▶ [What the exercise asks]:
Search the material below for the word "JSON" and copy every line in which it occurs.
- - - - -
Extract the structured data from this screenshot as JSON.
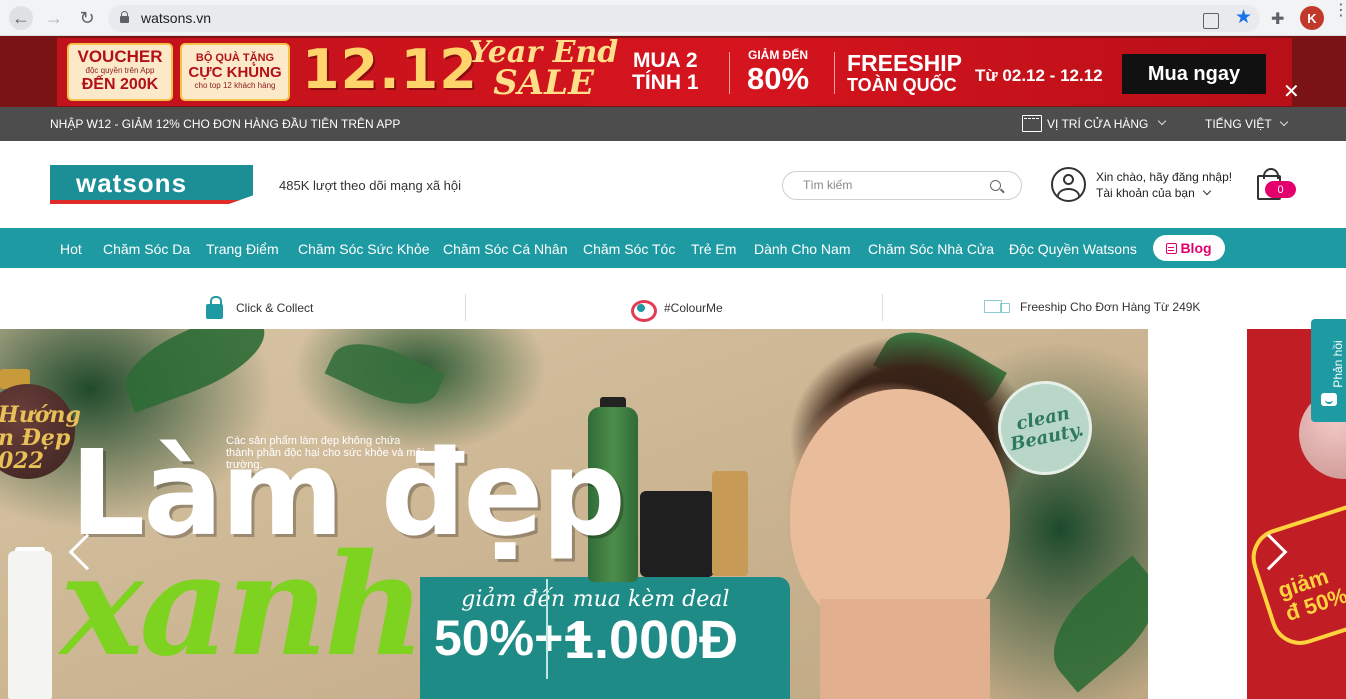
{
  "browser": {
    "url": "watsons.vn",
    "avatar_letter": "K"
  },
  "promo": {
    "voucher_title": "VOUCHER",
    "voucher_note": "độc quyền trên App",
    "voucher_value": "ĐẾN 200K",
    "gift_line1": "BỘ QUÀ TẶNG",
    "gift_line2": "CỰC KHỦNG",
    "gift_note": "cho top 12 khách hàng",
    "date": "12.12",
    "sale_line1": "Year End",
    "sale_line2": "SALE",
    "mua2_line1": "MUA 2",
    "mua2_line2": "TÍNH 1",
    "discount_label": "GIẢM ĐẾN",
    "discount_value": "80%",
    "freeship_line1": "FREESHIP",
    "freeship_line2": "TOÀN QUỐC",
    "dates": "Từ 02.12 - 12.12",
    "cta": "Mua ngay",
    "close": "✕",
    "accent": "#d5141e"
  },
  "infobar": {
    "message": "NHẬP W12 - GIẢM 12% CHO ĐƠN HÀNG ĐẦU TIÊN TRÊN APP",
    "store_locator": "VỊ TRÍ CỬA HÀNG",
    "language": "TIẾNG VIỆT"
  },
  "header": {
    "logo": "watsons",
    "followers": "485K lượt theo dõi mạng xã hội",
    "search_placeholder": "Tìm kiếm",
    "greeting": "Xin chào, hãy đăng nhập!",
    "account": "Tài khoản của bạn",
    "cart_count": "0",
    "brand_color": "#1e9aa3"
  },
  "nav": {
    "items": [
      "Hot",
      "Chăm Sóc Da",
      "Trang Điểm",
      "Chăm Sóc Sức Khỏe",
      "Chăm Sóc Cá Nhân",
      "Chăm Sóc Tóc",
      "Trẻ Em",
      "Dành Cho Nam",
      "Chăm Sóc Nhà Cửa",
      "Độc Quyền Watsons"
    ],
    "blog": "Blog"
  },
  "services": {
    "click_collect": "Click & Collect",
    "colour_me": "#ColourMe",
    "freeship": "Freeship Cho Đơn Hàng Từ 249K"
  },
  "hero": {
    "ornament_text_1": "Hướng",
    "ornament_text_2": "n Đẹp",
    "ornament_text_3": "022",
    "subtitle": "Các sản phẩm làm đẹp không chứa thành phần độc hại cho sức khỏe và môi trường.",
    "headline": "Làm đẹp",
    "headline_2": "xanh",
    "offer1_label": "giảm đến",
    "offer1_value": "50%++",
    "offer2_label": "mua kèm deal",
    "offer2_value": "1.000Đ",
    "badge": "clean Beauty.",
    "peek_text": "giảm đ 50%"
  },
  "feedback": {
    "label": "Phản hồi"
  }
}
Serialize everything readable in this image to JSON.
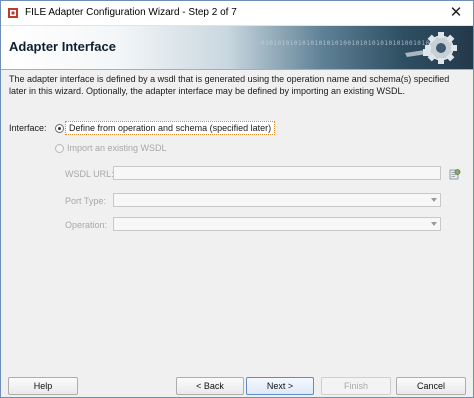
{
  "window": {
    "title": "FILE Adapter Configuration Wizard - Step 2 of 7"
  },
  "banner": {
    "title": "Adapter Interface",
    "binary_text": "0101010101010101010100101010101010100101010"
  },
  "description": "The adapter interface is defined by a wsdl that is generated using the operation name and schema(s) specified later in this wizard.  Optionally, the adapter interface may be defined by importing an existing WSDL.",
  "interface": {
    "label": "Interface:",
    "options": [
      {
        "label": "Define from operation and schema (specified later)",
        "selected": true,
        "enabled": true
      },
      {
        "label": "Import an existing WSDL",
        "selected": false,
        "enabled": false
      }
    ]
  },
  "fields": {
    "wsdl_url": {
      "label": "WSDL URL:",
      "value": ""
    },
    "port_type": {
      "label": "Port Type:",
      "value": ""
    },
    "operation": {
      "label": "Operation:",
      "value": ""
    }
  },
  "buttons": {
    "help": "Help",
    "back": "< Back",
    "next": "Next >",
    "finish": "Finish",
    "cancel": "Cancel"
  },
  "icons": {
    "close": "close-icon",
    "app": "adapter-app-icon",
    "banner": "gear-plug-icon",
    "browse": "browse-wsdl-icon"
  },
  "colors": {
    "focus_outline": "#e08a2b",
    "banner_dark": "#24394a",
    "window_border": "#6d8fb5"
  }
}
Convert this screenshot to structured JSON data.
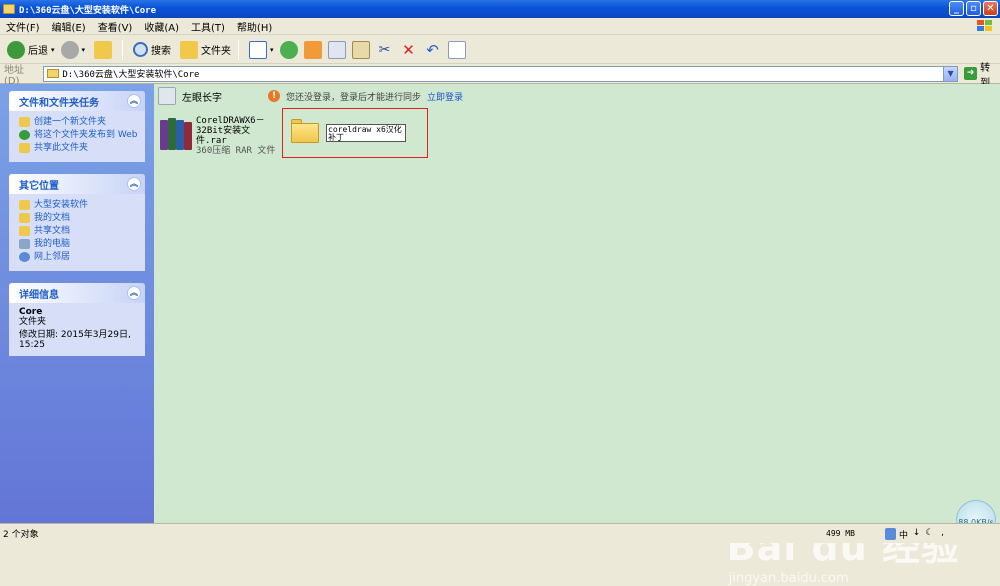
{
  "window": {
    "title": "D:\\360云盘\\大型安装软件\\Core"
  },
  "menubar": {
    "items": [
      "文件(F)",
      "编辑(E)",
      "查看(V)",
      "收藏(A)",
      "工具(T)",
      "帮助(H)"
    ]
  },
  "toolbar": {
    "back_label": "后退",
    "search_label": "搜索",
    "folders_label": "文件夹"
  },
  "address": {
    "label": "地址(D)",
    "path": "D:\\360云盘\\大型安装软件\\Core",
    "go_label": "转到"
  },
  "tasks": {
    "title": "文件和文件夹任务",
    "items": [
      "创建一个新文件夹",
      "将这个文件夹发布到 Web",
      "共享此文件夹"
    ]
  },
  "other_places": {
    "title": "其它位置",
    "items": [
      "大型安装软件",
      "我的文档",
      "共享文档",
      "我的电脑",
      "网上邻居"
    ]
  },
  "details": {
    "title": "详细信息",
    "name": "Core",
    "type": "文件夹",
    "modified": "修改日期: 2015年3月29日, 15:25"
  },
  "content": {
    "side_button": "左眼长字",
    "notice": "您还没登录，登录后才能进行同步",
    "login_link": "立即登录",
    "file1": {
      "name": "CorelDRAWX6－32Bit安装文件.rar",
      "type": "360压缩 RAR 文件"
    },
    "rename_value": "coreldraw x6汉化补丁"
  },
  "status": {
    "count": "2 个对象",
    "memory": "499 MB",
    "speed": "88.0KB/s"
  },
  "watermark": {
    "brand": "Bai du 经验",
    "url": "jingyan.baidu.com"
  }
}
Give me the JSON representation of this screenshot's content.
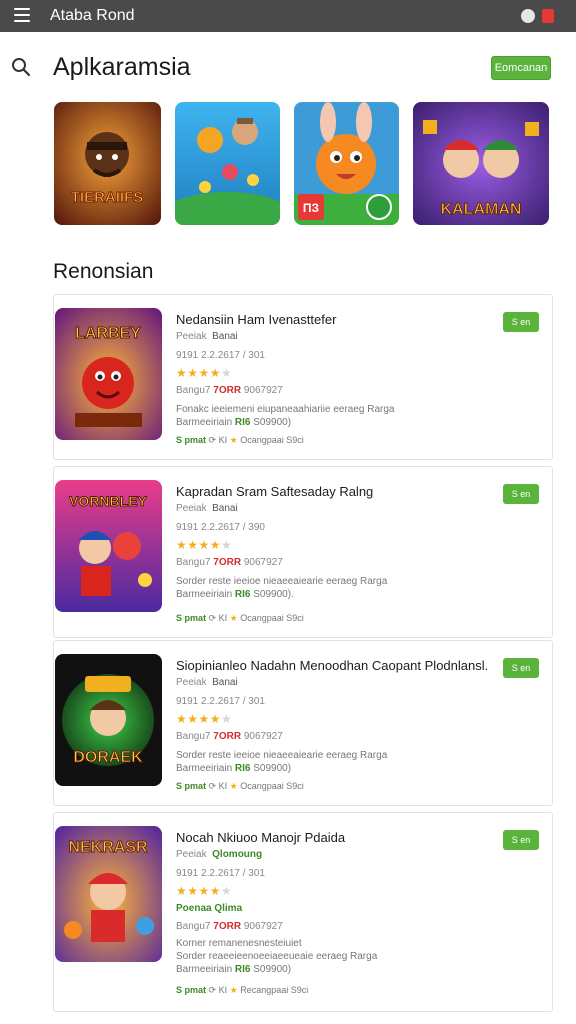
- - - - -
▶ [Answer to this task]:
Extract the structured data from this screenshot as JSON.
Serialize everything readable in this image to JSON.
Convert this screenshot to structured JSON data.
Give me the JSON representation of this screenshot's content.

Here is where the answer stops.